Output each entry that follows exactly. Images stay out.

• Material provided:
•••

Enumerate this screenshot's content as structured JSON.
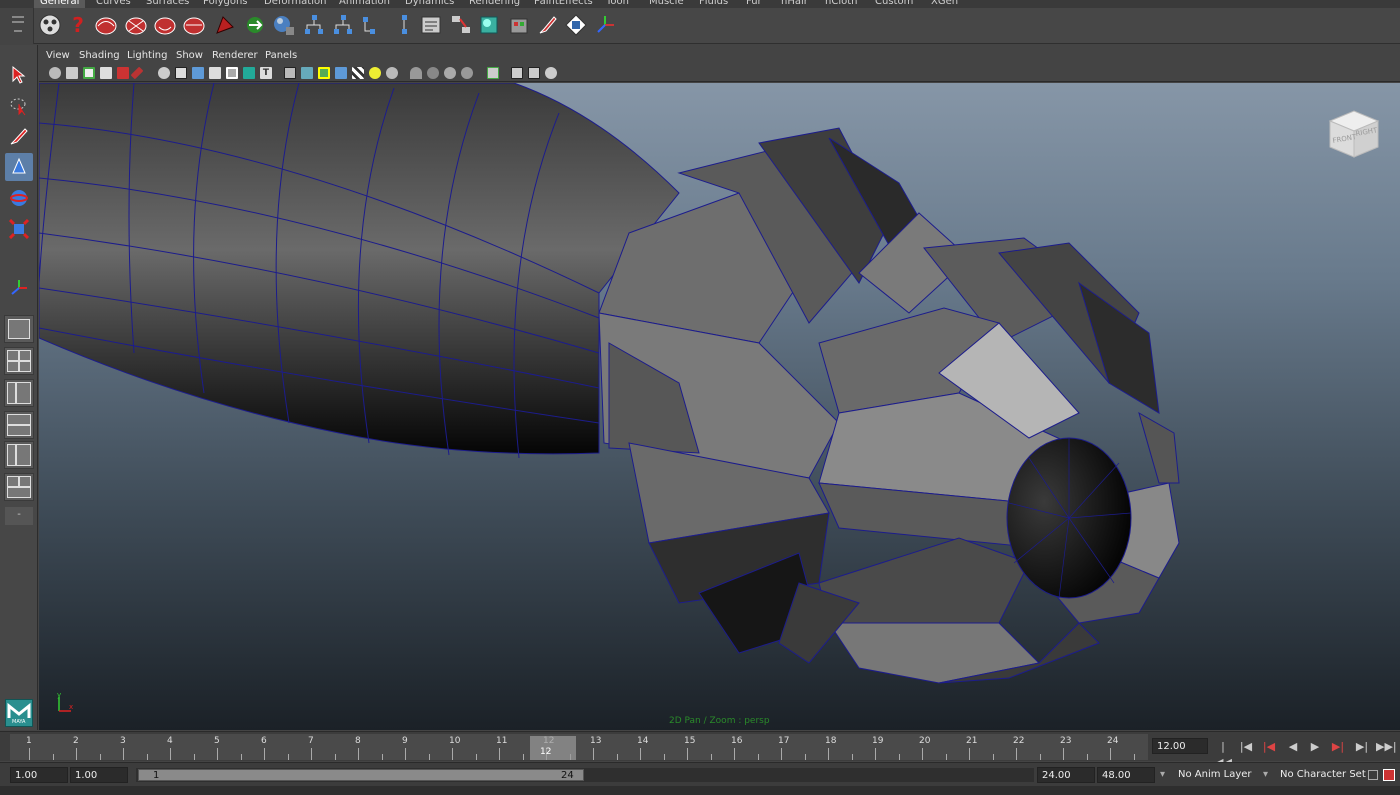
{
  "shelf": {
    "tabs": [
      "General",
      "Curves",
      "Surfaces",
      "Polygons",
      "Deformation",
      "Animation",
      "Dynamics",
      "Rendering",
      "PaintEffects",
      "Toon",
      "Muscle",
      "Fluids",
      "Fur",
      "nHair",
      "nCloth",
      "Custom",
      "XGen"
    ],
    "active_tab": "General",
    "icons": [
      "film-reel-icon",
      "help-icon",
      "brain-icon",
      "brain-scribble-icon",
      "brain-alt-icon",
      "snap-red-icon",
      "green-arrow-icon",
      "sphere-blue-icon",
      "hierarchy-icon",
      "hierarchy-alt-icon",
      "hierarchy-down-icon",
      "hierarchy-outline-icon",
      "attribute-editor-icon",
      "connections-icon",
      "render-cube-icon",
      "render-view-icon",
      "paint-brush-icon",
      "hypershade-icon",
      "move-axes-icon"
    ]
  },
  "toolbox": {
    "tools": [
      "select-tool-icon",
      "lasso-tool-icon",
      "paint-select-icon",
      "move-tool-icon",
      "rotate-tool-icon",
      "scale-tool-icon",
      "manipulator-icon"
    ],
    "active_tool": "move-tool-icon",
    "layouts": [
      "single-perspective-layout",
      "four-view-layout",
      "outliner-persp-layout",
      "graph-persp-layout",
      "hypershade-layout",
      "graph-outliner-layout"
    ],
    "collapse_glyph": "-",
    "logo_text": "MAYA"
  },
  "panel": {
    "menus": [
      "View",
      "Shading",
      "Lighting",
      "Show",
      "Renderer",
      "Panels"
    ],
    "hud_text": "2D Pan / Zoom : persp",
    "viewcube": {
      "front": "FRONT",
      "right": "RIGHT"
    },
    "axis": {
      "x": "x",
      "y": "y"
    }
  },
  "timeline": {
    "ticks": [
      "1",
      "2",
      "3",
      "4",
      "5",
      "6",
      "7",
      "8",
      "9",
      "10",
      "11",
      "12",
      "13",
      "14",
      "15",
      "16",
      "17",
      "18",
      "19",
      "20",
      "21",
      "22",
      "23",
      "24"
    ],
    "current_frame": "12",
    "current_time": "12.00",
    "playback_buttons": [
      "go-to-start-icon",
      "step-back-key-icon",
      "step-back-frame-icon",
      "play-back-icon",
      "play-forward-icon",
      "step-forward-frame-icon",
      "step-forward-key-icon",
      "go-to-end-icon"
    ]
  },
  "range": {
    "start_time": "1.00",
    "playback_start": "1.00",
    "range_start_label": "1",
    "range_end_label": "24",
    "playback_end": "24.00",
    "end_time": "48.00",
    "anim_layer": "No Anim Layer",
    "character_set": "No Character Set"
  },
  "colors": {
    "accent_blue": "#5d7fa8",
    "viewport_top": "#8696a7",
    "viewport_bottom": "#1b2127",
    "hud_green": "#2a8a2a",
    "wireframe": "#1c1c8c"
  }
}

•••

• Solution to the problem:
Enumerate this screenshot's content as structured JSON.
{
  "shelf": {
    "tabs": [
      "General",
      "Curves",
      "Surfaces",
      "Polygons",
      "Deformation",
      "Animation",
      "Dynamics",
      "Rendering",
      "PaintEffects",
      "Toon",
      "Muscle",
      "Fluids",
      "Fur",
      "nHair",
      "nCloth",
      "Custom",
      "XGen"
    ],
    "active_tab": "General",
    "icons": [
      "film-reel-icon",
      "help-icon",
      "brain-icon",
      "brain-scribble-icon",
      "brain-alt-icon",
      "snap-red-icon",
      "green-arrow-icon",
      "sphere-blue-icon",
      "hierarchy-icon",
      "hierarchy-alt-icon",
      "hierarchy-down-icon",
      "hierarchy-outline-icon",
      "attribute-editor-icon",
      "connections-icon",
      "render-cube-icon",
      "render-view-icon",
      "paint-brush-icon",
      "hypershade-icon",
      "move-axes-icon"
    ]
  },
  "toolbox": {
    "tools": [
      "select-tool-icon",
      "lasso-tool-icon",
      "paint-select-icon",
      "move-tool-icon",
      "rotate-tool-icon",
      "scale-tool-icon",
      "manipulator-icon"
    ],
    "active_tool": "move-tool-icon",
    "layouts": [
      "single-perspective-layout",
      "four-view-layout",
      "outliner-persp-layout",
      "graph-persp-layout",
      "hypershade-layout",
      "graph-outliner-layout"
    ],
    "collapse_glyph": "-",
    "logo_text": "MAYA"
  },
  "panel": {
    "menus": [
      "View",
      "Shading",
      "Lighting",
      "Show",
      "Renderer",
      "Panels"
    ],
    "hud_text": "2D Pan / Zoom : persp",
    "viewcube": {
      "front": "FRONT",
      "right": "RIGHT"
    },
    "axis": {
      "x": "x",
      "y": "y"
    }
  },
  "timeline": {
    "ticks": [
      "1",
      "2",
      "3",
      "4",
      "5",
      "6",
      "7",
      "8",
      "9",
      "10",
      "11",
      "12",
      "13",
      "14",
      "15",
      "16",
      "17",
      "18",
      "19",
      "20",
      "21",
      "22",
      "23",
      "24"
    ],
    "current_frame": "12",
    "current_time": "12.00",
    "playback_buttons": [
      "go-to-start-icon",
      "step-back-key-icon",
      "step-back-frame-icon",
      "play-back-icon",
      "play-forward-icon",
      "step-forward-frame-icon",
      "step-forward-key-icon",
      "go-to-end-icon"
    ]
  },
  "range": {
    "start_time": "1.00",
    "playback_start": "1.00",
    "range_start_label": "1",
    "range_end_label": "24",
    "playback_end": "24.00",
    "end_time": "48.00",
    "anim_layer": "No Anim Layer",
    "character_set": "No Character Set"
  },
  "colors": {
    "accent_blue": "#5d7fa8",
    "viewport_top": "#8696a7",
    "viewport_bottom": "#1b2127",
    "hud_green": "#2a8a2a",
    "wireframe": "#1c1c8c"
  }
}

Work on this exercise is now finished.